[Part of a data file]
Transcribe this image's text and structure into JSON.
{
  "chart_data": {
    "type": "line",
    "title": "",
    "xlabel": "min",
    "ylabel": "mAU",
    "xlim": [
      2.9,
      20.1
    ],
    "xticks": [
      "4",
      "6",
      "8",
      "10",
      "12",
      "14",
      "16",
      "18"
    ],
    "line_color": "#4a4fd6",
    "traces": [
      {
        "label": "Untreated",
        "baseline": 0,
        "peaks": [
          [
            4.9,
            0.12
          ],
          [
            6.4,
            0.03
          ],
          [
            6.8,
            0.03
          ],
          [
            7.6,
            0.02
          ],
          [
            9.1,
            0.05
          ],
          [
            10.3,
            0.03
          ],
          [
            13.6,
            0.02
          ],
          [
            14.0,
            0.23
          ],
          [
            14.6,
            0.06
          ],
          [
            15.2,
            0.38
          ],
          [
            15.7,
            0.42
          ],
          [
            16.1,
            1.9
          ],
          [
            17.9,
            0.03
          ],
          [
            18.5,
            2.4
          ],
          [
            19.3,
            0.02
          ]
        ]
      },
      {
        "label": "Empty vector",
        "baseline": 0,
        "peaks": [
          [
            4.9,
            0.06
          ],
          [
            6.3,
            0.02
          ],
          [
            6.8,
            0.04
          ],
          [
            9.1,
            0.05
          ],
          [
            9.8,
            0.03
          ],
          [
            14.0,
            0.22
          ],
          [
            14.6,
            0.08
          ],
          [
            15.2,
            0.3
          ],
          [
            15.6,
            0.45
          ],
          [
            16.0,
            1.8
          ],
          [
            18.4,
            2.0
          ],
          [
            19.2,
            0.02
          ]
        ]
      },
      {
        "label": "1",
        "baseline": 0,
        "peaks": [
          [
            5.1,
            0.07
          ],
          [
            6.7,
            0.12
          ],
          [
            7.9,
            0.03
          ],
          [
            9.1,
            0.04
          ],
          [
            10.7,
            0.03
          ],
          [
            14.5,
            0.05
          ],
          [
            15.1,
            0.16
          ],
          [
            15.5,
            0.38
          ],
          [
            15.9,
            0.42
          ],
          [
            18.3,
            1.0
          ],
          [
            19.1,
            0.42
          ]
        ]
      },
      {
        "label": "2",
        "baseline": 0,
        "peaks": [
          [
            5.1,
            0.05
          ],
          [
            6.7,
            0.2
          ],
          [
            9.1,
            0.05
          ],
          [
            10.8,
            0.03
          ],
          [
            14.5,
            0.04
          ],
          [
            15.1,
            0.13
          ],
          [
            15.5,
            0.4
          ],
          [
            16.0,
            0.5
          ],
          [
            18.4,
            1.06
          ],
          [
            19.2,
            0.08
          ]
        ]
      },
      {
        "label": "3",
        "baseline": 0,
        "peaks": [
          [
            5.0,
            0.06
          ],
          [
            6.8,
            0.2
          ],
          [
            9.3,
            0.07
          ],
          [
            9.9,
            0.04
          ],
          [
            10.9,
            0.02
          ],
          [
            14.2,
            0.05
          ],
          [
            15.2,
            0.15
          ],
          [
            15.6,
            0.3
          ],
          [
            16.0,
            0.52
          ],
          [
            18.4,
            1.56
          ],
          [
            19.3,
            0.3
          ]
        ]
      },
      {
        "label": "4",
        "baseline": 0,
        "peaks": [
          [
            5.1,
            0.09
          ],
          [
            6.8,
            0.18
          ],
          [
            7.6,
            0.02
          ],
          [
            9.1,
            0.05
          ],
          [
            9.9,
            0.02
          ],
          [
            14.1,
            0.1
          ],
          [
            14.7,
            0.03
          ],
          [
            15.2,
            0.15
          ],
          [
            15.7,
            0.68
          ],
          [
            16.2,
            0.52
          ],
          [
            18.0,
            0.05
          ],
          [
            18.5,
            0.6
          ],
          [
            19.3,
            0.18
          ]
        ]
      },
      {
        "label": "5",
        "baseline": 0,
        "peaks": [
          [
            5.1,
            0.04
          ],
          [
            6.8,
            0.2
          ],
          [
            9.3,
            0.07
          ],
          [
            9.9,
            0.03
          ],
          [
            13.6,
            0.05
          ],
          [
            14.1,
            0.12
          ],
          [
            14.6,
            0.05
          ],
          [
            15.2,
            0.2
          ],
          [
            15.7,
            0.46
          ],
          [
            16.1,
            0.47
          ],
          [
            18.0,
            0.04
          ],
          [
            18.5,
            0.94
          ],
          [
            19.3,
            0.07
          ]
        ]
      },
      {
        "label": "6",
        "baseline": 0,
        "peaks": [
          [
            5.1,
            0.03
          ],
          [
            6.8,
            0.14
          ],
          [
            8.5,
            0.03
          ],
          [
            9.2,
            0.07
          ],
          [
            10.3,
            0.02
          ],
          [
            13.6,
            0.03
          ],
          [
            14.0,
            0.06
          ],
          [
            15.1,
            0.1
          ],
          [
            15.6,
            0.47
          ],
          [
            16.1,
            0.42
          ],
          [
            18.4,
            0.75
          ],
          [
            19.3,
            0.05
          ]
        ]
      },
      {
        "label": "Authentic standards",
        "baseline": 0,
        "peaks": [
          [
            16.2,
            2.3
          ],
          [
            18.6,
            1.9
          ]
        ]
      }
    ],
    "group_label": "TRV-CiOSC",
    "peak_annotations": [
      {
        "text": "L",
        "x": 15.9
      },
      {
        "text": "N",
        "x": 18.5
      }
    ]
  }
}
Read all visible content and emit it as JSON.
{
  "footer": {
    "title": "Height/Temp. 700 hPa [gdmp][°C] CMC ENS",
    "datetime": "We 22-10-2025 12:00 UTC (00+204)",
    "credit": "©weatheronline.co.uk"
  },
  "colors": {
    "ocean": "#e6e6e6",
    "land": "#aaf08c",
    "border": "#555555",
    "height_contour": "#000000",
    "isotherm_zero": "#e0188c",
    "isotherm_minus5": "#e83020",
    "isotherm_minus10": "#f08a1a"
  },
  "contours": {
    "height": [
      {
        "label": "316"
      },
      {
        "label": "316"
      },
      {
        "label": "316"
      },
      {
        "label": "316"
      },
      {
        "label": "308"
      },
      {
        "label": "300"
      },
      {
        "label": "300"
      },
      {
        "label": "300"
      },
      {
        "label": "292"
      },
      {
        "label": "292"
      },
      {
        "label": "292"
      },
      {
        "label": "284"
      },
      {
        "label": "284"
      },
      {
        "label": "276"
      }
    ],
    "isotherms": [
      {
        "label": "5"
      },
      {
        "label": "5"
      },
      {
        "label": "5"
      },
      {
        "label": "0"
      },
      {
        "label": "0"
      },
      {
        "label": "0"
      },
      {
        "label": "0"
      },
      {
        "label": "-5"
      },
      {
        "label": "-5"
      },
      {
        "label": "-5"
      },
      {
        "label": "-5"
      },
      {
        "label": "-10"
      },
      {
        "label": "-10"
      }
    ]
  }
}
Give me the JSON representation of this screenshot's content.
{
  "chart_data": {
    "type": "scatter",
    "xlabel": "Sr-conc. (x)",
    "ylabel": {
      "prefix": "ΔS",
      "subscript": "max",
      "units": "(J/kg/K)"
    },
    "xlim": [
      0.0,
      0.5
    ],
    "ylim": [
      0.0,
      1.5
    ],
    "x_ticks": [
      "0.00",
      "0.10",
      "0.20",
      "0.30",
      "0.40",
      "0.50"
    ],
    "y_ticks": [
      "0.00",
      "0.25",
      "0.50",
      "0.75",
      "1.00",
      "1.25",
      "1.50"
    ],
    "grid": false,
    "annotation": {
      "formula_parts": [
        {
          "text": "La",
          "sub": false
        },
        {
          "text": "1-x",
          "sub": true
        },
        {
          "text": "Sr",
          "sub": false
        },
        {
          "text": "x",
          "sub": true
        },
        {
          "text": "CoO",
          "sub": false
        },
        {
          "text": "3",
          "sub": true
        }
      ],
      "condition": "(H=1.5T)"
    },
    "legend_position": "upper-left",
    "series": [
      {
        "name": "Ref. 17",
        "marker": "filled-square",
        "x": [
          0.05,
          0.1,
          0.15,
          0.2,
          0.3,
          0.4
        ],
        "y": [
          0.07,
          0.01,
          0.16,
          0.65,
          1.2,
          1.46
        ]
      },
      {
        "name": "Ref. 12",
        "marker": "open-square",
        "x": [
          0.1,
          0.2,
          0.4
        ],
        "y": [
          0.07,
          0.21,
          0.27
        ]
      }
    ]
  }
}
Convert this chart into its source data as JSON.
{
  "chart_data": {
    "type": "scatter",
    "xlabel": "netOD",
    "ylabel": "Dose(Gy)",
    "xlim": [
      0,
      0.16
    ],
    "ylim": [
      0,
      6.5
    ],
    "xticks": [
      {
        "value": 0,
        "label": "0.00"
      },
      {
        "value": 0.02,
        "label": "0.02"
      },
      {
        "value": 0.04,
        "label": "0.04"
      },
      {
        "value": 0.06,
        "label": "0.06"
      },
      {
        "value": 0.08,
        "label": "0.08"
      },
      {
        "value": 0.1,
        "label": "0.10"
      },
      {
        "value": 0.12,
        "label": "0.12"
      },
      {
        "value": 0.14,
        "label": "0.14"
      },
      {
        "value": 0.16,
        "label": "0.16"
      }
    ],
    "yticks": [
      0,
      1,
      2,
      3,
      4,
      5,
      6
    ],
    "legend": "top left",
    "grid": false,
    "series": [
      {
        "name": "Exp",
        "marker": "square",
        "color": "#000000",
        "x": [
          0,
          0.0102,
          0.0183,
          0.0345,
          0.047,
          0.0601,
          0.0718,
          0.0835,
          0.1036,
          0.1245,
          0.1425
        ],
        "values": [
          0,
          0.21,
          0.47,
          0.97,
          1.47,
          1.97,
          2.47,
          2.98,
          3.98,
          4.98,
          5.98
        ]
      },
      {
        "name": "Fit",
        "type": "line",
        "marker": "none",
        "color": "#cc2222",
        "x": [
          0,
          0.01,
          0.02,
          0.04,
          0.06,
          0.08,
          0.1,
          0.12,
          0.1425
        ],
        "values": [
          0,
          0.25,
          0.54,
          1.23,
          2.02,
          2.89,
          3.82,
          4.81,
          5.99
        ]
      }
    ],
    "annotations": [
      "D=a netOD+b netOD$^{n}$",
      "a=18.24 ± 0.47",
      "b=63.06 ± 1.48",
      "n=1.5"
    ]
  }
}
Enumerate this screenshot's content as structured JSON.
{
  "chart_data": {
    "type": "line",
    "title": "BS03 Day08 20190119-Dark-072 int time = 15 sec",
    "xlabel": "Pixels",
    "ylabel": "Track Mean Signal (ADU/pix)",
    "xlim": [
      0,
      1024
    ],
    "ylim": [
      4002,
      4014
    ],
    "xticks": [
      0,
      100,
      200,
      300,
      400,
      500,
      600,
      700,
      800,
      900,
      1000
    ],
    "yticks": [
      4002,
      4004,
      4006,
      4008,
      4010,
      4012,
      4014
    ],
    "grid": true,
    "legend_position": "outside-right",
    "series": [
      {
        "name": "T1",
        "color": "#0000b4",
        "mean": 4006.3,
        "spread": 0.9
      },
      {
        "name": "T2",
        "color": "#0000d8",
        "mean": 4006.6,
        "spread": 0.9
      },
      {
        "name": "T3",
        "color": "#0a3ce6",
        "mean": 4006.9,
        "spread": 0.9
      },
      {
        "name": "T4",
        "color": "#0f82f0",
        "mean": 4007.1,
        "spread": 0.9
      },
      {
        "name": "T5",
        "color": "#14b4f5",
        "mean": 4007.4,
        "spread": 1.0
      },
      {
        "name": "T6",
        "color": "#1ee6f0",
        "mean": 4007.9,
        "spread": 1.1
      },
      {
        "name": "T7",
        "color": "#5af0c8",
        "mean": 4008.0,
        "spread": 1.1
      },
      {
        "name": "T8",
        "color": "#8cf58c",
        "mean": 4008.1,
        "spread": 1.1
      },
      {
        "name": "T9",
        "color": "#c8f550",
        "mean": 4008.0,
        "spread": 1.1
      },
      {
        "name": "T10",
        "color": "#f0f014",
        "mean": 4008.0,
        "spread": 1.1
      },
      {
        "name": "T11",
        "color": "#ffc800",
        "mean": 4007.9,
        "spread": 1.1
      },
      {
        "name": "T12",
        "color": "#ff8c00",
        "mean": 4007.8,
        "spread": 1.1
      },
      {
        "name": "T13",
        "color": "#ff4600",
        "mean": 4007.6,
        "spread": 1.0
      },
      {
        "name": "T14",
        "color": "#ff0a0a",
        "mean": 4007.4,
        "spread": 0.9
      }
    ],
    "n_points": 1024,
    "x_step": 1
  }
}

● INSTRUCTIONS TO FOLLOW: Out of the material above, select every line that holds the string "this".

● COMPLETE RESPONSE:
Transcribe this image's text and structure into JSON.
Give me the JSON representation of this screenshot's content.
Convert this chart into its source data as JSON.
Enumerate this screenshot's content as structured JSON.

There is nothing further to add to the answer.